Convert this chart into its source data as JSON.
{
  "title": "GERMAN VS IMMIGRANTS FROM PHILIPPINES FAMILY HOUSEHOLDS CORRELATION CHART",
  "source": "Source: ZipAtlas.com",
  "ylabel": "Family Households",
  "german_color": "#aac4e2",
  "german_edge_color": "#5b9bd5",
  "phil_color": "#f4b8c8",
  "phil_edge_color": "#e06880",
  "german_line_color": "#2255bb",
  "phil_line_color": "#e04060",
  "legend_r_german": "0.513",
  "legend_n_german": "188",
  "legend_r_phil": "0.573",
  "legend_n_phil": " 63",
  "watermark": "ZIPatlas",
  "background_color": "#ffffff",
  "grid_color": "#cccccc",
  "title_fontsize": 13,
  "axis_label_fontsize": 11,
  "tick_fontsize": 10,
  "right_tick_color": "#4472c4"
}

...

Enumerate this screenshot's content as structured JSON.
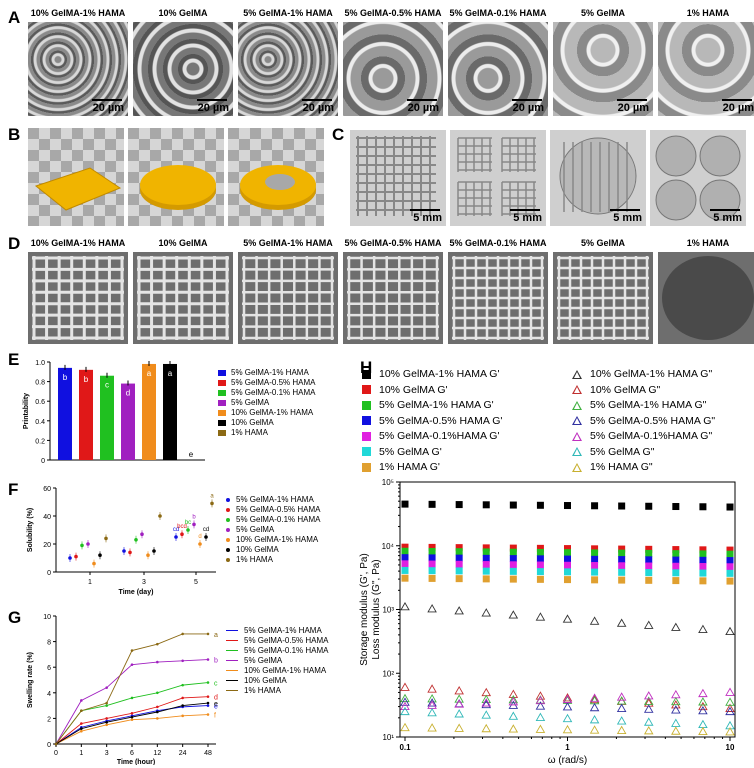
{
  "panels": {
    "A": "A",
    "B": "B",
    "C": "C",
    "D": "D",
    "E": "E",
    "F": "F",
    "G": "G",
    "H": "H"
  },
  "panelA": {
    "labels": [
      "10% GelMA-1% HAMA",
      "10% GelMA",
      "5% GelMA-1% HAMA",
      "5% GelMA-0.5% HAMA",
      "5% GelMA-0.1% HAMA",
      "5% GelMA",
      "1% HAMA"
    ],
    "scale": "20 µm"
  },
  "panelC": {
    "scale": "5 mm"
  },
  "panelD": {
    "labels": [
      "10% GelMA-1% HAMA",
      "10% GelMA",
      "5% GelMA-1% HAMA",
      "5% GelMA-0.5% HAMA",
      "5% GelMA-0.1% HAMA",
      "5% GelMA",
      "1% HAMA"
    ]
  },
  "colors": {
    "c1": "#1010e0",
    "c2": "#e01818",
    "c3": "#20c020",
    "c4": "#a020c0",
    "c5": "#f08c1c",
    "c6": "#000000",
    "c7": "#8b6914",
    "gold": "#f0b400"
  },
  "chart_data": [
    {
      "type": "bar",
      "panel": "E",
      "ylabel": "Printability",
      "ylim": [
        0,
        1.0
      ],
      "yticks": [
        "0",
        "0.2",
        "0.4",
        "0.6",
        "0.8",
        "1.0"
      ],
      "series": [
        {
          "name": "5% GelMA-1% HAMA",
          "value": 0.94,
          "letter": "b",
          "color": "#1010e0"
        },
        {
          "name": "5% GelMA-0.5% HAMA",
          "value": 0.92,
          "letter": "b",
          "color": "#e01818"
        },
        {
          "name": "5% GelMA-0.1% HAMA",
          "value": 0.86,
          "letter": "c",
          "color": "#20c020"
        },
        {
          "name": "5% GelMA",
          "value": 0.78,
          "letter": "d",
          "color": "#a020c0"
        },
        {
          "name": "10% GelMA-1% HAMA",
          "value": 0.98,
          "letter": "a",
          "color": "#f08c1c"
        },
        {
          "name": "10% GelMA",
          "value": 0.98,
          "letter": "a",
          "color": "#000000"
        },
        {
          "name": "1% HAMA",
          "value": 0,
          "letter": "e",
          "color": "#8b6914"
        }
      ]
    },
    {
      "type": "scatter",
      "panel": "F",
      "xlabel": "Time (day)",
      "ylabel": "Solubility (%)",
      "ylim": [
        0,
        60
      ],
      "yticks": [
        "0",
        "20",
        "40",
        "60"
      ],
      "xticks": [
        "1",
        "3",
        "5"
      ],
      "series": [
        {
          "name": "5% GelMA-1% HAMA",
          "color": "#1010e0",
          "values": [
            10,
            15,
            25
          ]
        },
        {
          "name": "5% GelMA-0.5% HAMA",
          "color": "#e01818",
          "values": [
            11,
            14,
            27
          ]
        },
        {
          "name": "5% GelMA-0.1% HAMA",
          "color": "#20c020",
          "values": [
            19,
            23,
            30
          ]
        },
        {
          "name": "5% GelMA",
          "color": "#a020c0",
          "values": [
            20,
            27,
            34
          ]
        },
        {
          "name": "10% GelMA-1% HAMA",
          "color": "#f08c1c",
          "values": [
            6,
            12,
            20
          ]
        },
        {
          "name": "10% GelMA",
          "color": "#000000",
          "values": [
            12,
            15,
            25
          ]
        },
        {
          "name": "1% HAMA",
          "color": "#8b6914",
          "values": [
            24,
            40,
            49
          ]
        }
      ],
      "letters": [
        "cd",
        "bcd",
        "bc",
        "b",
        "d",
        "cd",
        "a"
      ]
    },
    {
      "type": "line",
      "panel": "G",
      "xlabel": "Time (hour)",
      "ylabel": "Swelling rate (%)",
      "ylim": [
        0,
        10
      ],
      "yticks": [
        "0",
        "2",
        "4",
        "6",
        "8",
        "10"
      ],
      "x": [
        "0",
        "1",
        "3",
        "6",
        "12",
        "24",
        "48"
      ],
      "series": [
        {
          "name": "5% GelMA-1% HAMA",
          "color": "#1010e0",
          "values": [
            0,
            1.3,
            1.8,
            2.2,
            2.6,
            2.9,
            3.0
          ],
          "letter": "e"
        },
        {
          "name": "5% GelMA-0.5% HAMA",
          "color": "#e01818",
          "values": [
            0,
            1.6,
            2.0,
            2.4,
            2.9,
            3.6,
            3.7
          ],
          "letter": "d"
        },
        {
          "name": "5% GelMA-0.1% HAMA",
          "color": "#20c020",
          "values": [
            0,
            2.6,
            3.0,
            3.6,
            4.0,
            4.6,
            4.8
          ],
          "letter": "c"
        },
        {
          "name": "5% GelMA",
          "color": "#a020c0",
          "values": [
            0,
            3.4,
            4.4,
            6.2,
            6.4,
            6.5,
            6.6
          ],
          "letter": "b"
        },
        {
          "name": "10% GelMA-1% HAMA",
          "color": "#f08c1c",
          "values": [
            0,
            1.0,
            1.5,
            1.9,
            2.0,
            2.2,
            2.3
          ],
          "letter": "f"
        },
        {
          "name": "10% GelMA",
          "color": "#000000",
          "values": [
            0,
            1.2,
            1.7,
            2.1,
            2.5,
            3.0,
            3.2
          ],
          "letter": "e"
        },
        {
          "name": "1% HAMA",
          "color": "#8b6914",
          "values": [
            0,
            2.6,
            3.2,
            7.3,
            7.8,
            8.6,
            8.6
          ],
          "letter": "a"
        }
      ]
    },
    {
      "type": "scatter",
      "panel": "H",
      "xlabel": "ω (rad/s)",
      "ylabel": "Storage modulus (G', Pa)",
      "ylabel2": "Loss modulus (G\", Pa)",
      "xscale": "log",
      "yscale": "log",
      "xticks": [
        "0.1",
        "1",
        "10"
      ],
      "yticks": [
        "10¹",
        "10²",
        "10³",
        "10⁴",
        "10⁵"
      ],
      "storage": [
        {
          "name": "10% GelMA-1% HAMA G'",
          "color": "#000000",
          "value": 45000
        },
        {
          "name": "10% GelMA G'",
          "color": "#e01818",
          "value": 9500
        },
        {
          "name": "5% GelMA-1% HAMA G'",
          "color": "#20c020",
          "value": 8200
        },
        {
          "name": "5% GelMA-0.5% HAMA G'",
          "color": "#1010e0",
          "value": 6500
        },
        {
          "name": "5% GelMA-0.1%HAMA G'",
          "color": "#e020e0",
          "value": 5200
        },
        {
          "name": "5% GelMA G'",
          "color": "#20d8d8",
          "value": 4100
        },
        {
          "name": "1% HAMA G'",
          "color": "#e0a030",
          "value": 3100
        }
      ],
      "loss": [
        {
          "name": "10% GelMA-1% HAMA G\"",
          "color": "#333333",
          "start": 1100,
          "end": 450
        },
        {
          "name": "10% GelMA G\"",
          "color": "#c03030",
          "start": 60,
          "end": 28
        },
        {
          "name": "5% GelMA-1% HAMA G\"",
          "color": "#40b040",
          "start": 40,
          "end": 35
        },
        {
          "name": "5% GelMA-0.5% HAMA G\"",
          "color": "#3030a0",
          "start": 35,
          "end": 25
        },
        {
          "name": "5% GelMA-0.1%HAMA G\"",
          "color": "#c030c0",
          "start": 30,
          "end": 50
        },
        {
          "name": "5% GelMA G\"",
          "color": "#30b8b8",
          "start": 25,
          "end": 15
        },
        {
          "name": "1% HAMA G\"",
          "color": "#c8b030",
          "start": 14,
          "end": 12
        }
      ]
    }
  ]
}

» Direction
Pick out and copy the lines of the material that include the word "modulus".

» Completed task
      "ylabel": "Storage modulus (G', Pa)",
      "ylabel2": "Loss modulus (G\", Pa)",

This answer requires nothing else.